# EXERCISE DESCRIPTION
Find every line with the word "임금이신". Copy those lines.

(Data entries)
+ + + + + + +

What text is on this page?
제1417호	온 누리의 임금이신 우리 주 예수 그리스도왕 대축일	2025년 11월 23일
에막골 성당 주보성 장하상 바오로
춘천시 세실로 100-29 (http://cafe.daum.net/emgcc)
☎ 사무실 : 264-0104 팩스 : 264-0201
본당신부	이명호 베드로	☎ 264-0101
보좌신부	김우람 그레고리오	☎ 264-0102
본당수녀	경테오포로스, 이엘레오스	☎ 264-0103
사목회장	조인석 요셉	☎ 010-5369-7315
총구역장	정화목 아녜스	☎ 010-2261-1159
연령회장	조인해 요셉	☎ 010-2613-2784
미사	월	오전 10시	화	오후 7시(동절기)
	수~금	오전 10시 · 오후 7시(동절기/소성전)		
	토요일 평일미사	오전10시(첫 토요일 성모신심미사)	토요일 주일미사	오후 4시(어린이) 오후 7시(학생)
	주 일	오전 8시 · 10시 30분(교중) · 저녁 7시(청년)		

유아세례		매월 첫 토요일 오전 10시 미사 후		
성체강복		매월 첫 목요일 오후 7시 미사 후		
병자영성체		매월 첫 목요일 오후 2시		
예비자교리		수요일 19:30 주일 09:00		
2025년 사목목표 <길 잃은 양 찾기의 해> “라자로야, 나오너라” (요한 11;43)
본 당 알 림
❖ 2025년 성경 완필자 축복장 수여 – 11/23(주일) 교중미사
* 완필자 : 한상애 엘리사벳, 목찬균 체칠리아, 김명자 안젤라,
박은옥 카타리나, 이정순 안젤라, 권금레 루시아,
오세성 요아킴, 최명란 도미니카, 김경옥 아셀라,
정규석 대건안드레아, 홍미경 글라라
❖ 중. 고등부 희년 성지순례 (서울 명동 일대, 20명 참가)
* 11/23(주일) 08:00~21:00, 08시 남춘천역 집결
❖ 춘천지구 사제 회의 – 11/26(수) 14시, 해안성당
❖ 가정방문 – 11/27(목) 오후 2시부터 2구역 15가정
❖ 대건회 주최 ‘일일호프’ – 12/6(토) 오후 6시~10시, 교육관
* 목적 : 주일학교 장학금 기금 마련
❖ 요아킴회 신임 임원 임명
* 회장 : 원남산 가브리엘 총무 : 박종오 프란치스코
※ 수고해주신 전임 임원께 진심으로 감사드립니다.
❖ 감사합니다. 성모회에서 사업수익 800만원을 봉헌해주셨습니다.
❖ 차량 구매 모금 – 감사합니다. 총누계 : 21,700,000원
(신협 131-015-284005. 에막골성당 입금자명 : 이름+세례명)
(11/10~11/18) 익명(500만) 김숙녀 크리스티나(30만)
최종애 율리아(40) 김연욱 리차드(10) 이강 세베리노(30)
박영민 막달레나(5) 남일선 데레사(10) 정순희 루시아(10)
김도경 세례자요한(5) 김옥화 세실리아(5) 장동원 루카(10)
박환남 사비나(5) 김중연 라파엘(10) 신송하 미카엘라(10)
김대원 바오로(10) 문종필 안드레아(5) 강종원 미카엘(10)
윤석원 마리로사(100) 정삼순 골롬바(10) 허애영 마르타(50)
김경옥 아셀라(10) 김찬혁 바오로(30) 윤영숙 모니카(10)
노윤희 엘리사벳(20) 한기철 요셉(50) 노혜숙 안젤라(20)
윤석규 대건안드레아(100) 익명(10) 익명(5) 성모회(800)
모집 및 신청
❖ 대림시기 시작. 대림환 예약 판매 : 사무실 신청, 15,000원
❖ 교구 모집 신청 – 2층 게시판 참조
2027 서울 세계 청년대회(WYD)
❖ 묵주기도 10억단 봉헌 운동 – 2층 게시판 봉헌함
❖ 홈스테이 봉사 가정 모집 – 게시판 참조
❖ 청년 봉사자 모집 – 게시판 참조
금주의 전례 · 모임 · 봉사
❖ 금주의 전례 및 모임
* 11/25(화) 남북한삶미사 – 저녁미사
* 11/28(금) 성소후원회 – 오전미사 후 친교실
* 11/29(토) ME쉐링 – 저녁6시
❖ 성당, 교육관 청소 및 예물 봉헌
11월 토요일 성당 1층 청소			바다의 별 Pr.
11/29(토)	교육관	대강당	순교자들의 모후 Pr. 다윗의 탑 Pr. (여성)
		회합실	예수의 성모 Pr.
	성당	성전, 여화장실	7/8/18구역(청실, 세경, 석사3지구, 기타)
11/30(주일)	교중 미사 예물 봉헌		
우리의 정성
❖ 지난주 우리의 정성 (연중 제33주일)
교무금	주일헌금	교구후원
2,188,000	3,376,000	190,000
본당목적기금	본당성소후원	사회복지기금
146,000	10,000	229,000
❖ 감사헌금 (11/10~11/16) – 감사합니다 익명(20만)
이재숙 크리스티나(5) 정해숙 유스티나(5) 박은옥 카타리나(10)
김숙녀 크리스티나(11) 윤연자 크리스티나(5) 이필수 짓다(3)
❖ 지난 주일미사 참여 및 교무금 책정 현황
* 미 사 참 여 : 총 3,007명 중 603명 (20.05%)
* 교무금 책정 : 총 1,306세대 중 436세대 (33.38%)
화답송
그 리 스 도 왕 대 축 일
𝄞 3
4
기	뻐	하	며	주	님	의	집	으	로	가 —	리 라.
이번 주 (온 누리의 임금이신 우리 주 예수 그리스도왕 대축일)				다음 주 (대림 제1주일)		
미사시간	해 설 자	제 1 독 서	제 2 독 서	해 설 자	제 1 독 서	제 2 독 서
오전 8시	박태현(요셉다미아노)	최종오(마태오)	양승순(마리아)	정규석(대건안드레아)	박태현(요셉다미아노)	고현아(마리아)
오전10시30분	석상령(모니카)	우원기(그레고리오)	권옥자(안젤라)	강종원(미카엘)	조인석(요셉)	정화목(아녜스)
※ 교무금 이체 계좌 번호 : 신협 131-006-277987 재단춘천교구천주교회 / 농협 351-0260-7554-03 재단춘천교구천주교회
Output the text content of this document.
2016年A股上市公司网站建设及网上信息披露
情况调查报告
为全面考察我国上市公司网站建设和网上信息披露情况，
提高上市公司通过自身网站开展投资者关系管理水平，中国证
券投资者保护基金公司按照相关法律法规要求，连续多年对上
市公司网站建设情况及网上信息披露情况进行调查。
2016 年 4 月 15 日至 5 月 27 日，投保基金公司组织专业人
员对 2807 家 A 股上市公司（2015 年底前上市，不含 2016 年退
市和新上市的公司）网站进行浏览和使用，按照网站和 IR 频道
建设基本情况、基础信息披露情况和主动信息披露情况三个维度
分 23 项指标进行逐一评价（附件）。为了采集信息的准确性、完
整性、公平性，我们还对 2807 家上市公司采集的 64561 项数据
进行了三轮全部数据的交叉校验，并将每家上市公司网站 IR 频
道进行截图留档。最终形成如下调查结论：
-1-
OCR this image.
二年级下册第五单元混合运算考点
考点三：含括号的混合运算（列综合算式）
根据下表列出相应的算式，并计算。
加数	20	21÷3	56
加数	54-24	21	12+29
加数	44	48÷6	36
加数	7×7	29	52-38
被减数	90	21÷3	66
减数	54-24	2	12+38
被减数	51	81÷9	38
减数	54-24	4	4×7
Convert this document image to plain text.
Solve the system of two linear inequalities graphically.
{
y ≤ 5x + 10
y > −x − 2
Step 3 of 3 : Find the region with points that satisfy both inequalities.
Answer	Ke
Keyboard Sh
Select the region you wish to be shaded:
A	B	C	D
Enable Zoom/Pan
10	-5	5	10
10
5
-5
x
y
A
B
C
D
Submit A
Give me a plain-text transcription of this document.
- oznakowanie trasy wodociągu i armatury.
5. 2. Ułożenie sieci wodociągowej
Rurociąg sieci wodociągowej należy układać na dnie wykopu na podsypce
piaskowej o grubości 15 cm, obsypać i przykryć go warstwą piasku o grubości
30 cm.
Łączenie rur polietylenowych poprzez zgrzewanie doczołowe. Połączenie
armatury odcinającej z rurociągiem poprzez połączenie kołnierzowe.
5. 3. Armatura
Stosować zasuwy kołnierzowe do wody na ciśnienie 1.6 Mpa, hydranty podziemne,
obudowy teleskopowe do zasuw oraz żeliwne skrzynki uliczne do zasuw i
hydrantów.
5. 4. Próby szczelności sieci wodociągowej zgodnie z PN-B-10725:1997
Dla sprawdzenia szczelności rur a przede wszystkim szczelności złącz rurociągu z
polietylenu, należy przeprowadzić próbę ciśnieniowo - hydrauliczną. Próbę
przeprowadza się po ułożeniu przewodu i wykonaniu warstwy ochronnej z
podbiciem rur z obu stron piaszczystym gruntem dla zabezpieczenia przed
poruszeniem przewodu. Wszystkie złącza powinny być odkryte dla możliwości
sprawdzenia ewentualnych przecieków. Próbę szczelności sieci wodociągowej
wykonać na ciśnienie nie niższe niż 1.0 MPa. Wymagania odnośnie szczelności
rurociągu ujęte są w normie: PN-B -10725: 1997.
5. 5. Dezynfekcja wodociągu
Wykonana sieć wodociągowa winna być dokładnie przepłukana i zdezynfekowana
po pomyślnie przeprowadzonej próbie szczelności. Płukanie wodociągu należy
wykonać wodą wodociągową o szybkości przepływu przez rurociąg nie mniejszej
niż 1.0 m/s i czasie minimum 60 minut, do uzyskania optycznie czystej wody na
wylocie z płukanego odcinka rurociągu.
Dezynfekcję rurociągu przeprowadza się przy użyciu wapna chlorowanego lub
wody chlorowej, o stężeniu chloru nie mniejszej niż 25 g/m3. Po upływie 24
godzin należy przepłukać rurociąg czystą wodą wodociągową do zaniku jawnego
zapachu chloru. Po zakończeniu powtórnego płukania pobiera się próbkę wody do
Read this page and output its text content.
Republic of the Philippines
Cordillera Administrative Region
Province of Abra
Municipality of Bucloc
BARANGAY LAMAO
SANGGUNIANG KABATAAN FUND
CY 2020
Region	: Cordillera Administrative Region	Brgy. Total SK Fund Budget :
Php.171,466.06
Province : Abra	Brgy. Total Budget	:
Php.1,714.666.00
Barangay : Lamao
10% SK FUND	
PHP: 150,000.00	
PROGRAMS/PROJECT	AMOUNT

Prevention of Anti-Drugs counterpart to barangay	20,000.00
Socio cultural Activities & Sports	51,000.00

+ + + + + + +

# FINAL RESULT
제1417호	온 누리의 임금이신 우리 주 예수 그리스도왕 대축일	2025년 11월 23일
이번 주 (온 누리의 임금이신 우리 주 예수 그리스도왕 대축일)				다음 주 (대림 제1주일)		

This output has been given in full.